▸ **Recorded information**:
========

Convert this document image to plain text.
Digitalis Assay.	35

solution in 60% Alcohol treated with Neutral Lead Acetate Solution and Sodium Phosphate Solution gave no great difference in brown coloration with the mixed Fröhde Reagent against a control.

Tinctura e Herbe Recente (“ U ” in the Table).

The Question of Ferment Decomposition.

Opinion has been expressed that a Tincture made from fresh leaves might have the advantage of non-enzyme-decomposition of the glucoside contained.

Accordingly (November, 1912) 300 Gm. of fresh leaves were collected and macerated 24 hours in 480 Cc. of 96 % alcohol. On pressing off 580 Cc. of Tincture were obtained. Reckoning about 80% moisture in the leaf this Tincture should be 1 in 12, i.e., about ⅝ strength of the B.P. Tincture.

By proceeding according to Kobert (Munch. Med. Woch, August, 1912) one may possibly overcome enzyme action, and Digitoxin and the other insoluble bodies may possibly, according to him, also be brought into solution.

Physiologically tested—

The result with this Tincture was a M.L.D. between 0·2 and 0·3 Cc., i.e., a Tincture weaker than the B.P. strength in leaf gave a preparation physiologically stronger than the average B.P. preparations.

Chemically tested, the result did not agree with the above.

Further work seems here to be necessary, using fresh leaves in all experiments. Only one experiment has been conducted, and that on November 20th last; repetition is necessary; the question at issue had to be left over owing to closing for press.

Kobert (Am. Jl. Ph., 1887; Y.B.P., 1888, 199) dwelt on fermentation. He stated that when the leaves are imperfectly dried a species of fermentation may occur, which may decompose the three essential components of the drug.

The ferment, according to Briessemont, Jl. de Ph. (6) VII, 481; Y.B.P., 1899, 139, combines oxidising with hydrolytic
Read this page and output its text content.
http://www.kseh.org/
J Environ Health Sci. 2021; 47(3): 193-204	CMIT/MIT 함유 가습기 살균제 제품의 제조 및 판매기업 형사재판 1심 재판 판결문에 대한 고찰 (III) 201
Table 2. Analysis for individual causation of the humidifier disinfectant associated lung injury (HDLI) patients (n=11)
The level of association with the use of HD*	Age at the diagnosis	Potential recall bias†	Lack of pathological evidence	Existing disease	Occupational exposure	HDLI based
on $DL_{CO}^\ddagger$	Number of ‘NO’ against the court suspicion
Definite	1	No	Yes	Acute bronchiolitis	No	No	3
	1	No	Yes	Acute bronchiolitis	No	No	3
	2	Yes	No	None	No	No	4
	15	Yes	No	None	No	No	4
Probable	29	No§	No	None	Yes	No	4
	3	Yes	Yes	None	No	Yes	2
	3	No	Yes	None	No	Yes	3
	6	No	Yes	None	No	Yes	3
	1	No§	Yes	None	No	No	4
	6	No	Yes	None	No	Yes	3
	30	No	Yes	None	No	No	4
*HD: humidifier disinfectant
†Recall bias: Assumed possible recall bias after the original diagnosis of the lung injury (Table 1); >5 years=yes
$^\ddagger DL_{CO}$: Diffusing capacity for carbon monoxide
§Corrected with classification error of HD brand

========

▸ **What you will do**:
All lines from the one containing "Read this page and output its text content." through the end of the listing above are to be restated word for word, and no others.

▸ **Response to the exercise**:
Read this page and output its text content.
http://www.kseh.org/
J Environ Health Sci. 2021; 47(3): 193-204	CMIT/MIT 함유 가습기 살균제 제품의 제조 및 판매기업 형사재판 1심 재판 판결문에 대한 고찰 (III) 201
Table 2. Analysis for individual causation of the humidifier disinfectant associated lung injury (HDLI) patients (n=11)
The level of association with the use of HD*	Age at the diagnosis	Potential recall bias†	Lack of pathological evidence	Existing disease	Occupational exposure	HDLI based
on $DL_{CO}^\ddagger$	Number of ‘NO’ against the court suspicion
Definite	1	No	Yes	Acute bronchiolitis	No	No	3
	1	No	Yes	Acute bronchiolitis	No	No	3
	2	Yes	No	None	No	No	4
	15	Yes	No	None	No	No	4
Probable	29	No§	No	None	Yes	No	4
	3	Yes	Yes	None	No	Yes	2
	3	No	Yes	None	No	Yes	3
	6	No	Yes	None	No	Yes	3
	1	No§	Yes	None	No	No	4
	6	No	Yes	None	No	Yes	3
	30	No	Yes	None	No	No	4
*HD: humidifier disinfectant
†Recall bias: Assumed possible recall bias after the original diagnosis of the lung injury (Table 1); >5 years=yes
$^\ddagger DL_{CO}$: Diffusing capacity for carbon monoxide
§Corrected with classification error of HD brand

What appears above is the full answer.